• Set task: Return, unchanged, the lines of the material from the line with "43, 430, 65]" to the line with "43, 26, 65]", including both of those lines.

· · ·

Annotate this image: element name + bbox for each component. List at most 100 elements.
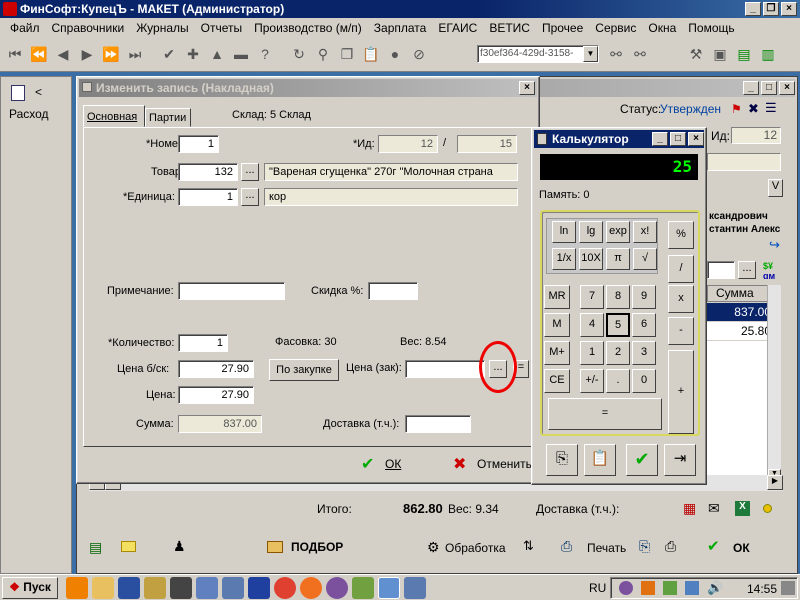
no-icon[interactable]: ⊘	[408, 43, 430, 65]
calc-digit-button[interactable]: 1	[580, 341, 604, 365]
calc-fn-button[interactable]: √	[633, 248, 657, 270]
calc-digit-button[interactable]: 0	[632, 369, 656, 393]
cancel-button[interactable]: Отменить	[477, 457, 532, 471]
plus-icon[interactable]: ✚	[182, 43, 204, 65]
calc-operator-button[interactable]: -	[668, 317, 694, 345]
binoculars-icon[interactable]: ⚯	[605, 43, 627, 65]
folder-yellow-icon[interactable]	[121, 541, 136, 552]
media-player-icon[interactable]	[66, 577, 88, 599]
ok-check-icon[interactable]: ✔	[707, 537, 720, 555]
viber-icon[interactable]	[326, 577, 348, 599]
podbor-button[interactable]: ПОДБОР	[291, 540, 343, 554]
calc-memory-button[interactable]: M	[544, 313, 570, 337]
viber-tray-icon[interactable]	[619, 581, 633, 595]
printer-icon[interactable]: ⎙	[561, 538, 572, 555]
back-field-3[interactable]	[707, 261, 735, 279]
calc-digit-button[interactable]: 5	[606, 313, 630, 337]
document-icon[interactable]	[11, 85, 25, 101]
back-dropdown-button[interactable]: V	[768, 179, 783, 197]
sum-column-header[interactable]: Сумма	[707, 285, 775, 302]
far-icon[interactable]	[144, 577, 166, 599]
calc-fn-button[interactable]: exp	[606, 221, 630, 243]
minus-icon[interactable]: ▬	[230, 43, 252, 65]
edinica-ellipsis-button[interactable]: ...	[241, 188, 259, 206]
menu-item[interactable]: Справочники	[46, 21, 131, 35]
first-record-icon[interactable]: ⏮	[4, 43, 26, 65]
doc-close-button[interactable]: ×	[779, 81, 795, 95]
sort-icon[interactable]: ⇅	[523, 538, 534, 554]
restore-button[interactable]: ❐	[763, 2, 779, 16]
calc-minimize-button[interactable]: _	[652, 132, 668, 146]
id-field-2[interactable]: 15	[457, 135, 517, 153]
windows-icon[interactable]: ▤	[733, 43, 755, 65]
menu-item[interactable]: Прочее	[536, 21, 589, 35]
doc-maximize-button[interactable]: □	[761, 81, 777, 95]
calc-memory-button[interactable]: M+	[544, 341, 570, 365]
printer2-icon[interactable]: ⎙	[665, 538, 676, 555]
taskbar-end-icon[interactable]	[781, 581, 795, 595]
next-record-icon[interactable]: ▶	[76, 43, 98, 65]
folder-app-icon[interactable]	[352, 577, 374, 599]
clipboard-icon[interactable]: 📋	[360, 43, 382, 65]
check-icon[interactable]: ✔	[158, 43, 180, 65]
binoculars-next-icon[interactable]: ⚯	[629, 43, 651, 65]
status-dot-icon[interactable]	[763, 504, 772, 513]
back-ellipsis-button[interactable]: ...	[738, 261, 756, 279]
tool-icon[interactable]	[196, 577, 218, 599]
prev-page-icon[interactable]: ⏪	[28, 43, 50, 65]
guid-combo[interactable]: f30ef364-429d-3158- ▼	[477, 45, 599, 63]
calc-equals-button[interactable]: =	[548, 398, 662, 430]
back-field-2[interactable]	[707, 153, 781, 171]
calc-digit-button[interactable]: 4	[580, 313, 604, 337]
x-icon[interactable]: ✖	[748, 101, 759, 117]
calc-fn-button[interactable]: lg	[579, 221, 603, 243]
last-record-icon[interactable]: ⏭	[124, 43, 146, 65]
excel-icon[interactable]: X	[735, 501, 750, 516]
back-ok-button[interactable]: ОК	[733, 541, 750, 555]
finsoft-icon[interactable]	[378, 577, 400, 599]
calc-fn-button[interactable]: 1/x	[552, 248, 576, 270]
cena-zak-field[interactable]	[405, 360, 485, 378]
calc-maximize-button[interactable]: □	[670, 132, 686, 146]
language-indicator[interactable]: RU	[589, 581, 606, 595]
calc-accept-button[interactable]: ✔	[626, 444, 658, 476]
calc-memory-button[interactable]: CE	[544, 369, 570, 393]
menu-item[interactable]: ВЕТИС	[483, 21, 536, 35]
chrome-icon[interactable]	[274, 577, 296, 599]
menu-item[interactable]: ЕГАИС	[432, 21, 483, 35]
menu-item[interactable]: Зарплата	[368, 21, 433, 35]
arrow-icon[interactable]: ↪	[769, 237, 780, 253]
tools-icon[interactable]: ⚒	[685, 43, 707, 65]
explorer-icon[interactable]	[92, 577, 114, 599]
copy-icon[interactable]: ❐	[336, 43, 358, 65]
cena-field[interactable]: 27.90	[178, 386, 254, 404]
table-row[interactable]: 837.00	[707, 303, 775, 321]
menu-item[interactable]: Помощь	[682, 21, 740, 35]
app-tray-icon[interactable]	[641, 581, 655, 595]
doc-minimize-button[interactable]: _	[743, 81, 759, 95]
ok-check-icon[interactable]: ✔	[361, 454, 374, 474]
menu-item[interactable]: Файл	[4, 21, 46, 35]
po-zakupke-button[interactable]: По закупке	[269, 359, 339, 381]
calc-digit-button[interactable]: 2	[606, 341, 630, 365]
calc-close-button[interactable]: ×	[688, 132, 704, 146]
volume-icon[interactable]: 🔊	[707, 580, 723, 596]
folder-icon[interactable]	[267, 541, 283, 553]
nomer-field[interactable]: 1	[178, 135, 219, 153]
calc-digit-button[interactable]: +/-	[580, 369, 604, 393]
dostavka-field[interactable]	[405, 415, 471, 433]
stamp-icon[interactable]: ⎘	[639, 538, 650, 555]
menu-item[interactable]: Производство (м/п)	[248, 21, 368, 35]
calc-operator-button[interactable]: %	[668, 221, 694, 249]
back-arrow-icon[interactable]: <	[35, 85, 42, 99]
summa-field[interactable]: 837.00	[178, 415, 262, 433]
calc-fn-button[interactable]: ln	[552, 221, 576, 243]
calc-digit-button[interactable]: 3	[632, 341, 656, 365]
calc-digit-button[interactable]: 9	[632, 285, 656, 309]
minimize-button[interactable]: _	[745, 2, 761, 16]
menu-item[interactable]: Отчеты	[195, 21, 248, 35]
skidka-field[interactable]	[368, 282, 418, 300]
tray-icon-3[interactable]	[663, 581, 677, 595]
calc-fn-button[interactable]: π	[606, 248, 630, 270]
cancel-x-icon[interactable]: ✖	[453, 454, 466, 474]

· · ·

• Answer to the task:
no-icon[interactable]: ⊘	[408, 43, 430, 65]
calc-digit-button[interactable]: 1	[580, 341, 604, 365]
calc-fn-button[interactable]: √	[633, 248, 657, 270]
calc-digit-button[interactable]: 0	[632, 369, 656, 393]
cancel-button[interactable]: Отменить	[477, 457, 532, 471]
plus-icon[interactable]: ✚	[182, 43, 204, 65]
calc-operator-button[interactable]: -	[668, 317, 694, 345]
binoculars-icon[interactable]: ⚯	[605, 43, 627, 65]
folder-yellow-icon[interactable]	[121, 541, 136, 552]
media-player-icon[interactable]	[66, 577, 88, 599]
ok-check-icon[interactable]: ✔	[707, 537, 720, 555]
viber-icon[interactable]	[326, 577, 348, 599]
podbor-button[interactable]: ПОДБОР	[291, 540, 343, 554]
calc-memory-button[interactable]: M	[544, 313, 570, 337]
viber-tray-icon[interactable]	[619, 581, 633, 595]
printer-icon[interactable]: ⎙	[561, 538, 572, 555]
back-field-3[interactable]	[707, 261, 735, 279]
calc-digit-button[interactable]: 5	[606, 313, 630, 337]
document-icon[interactable]	[11, 85, 25, 101]
back-dropdown-button[interactable]: V	[768, 179, 783, 197]
sum-column-header[interactable]: Сумма	[707, 285, 775, 302]
far-icon[interactable]	[144, 577, 166, 599]
calc-fn-button[interactable]: exp	[606, 221, 630, 243]
minus-icon[interactable]: ▬	[230, 43, 252, 65]
edinica-ellipsis-button[interactable]: ...	[241, 188, 259, 206]
menu-item[interactable]: Справочники	[46, 21, 131, 35]
first-record-icon[interactable]: ⏮	[4, 43, 26, 65]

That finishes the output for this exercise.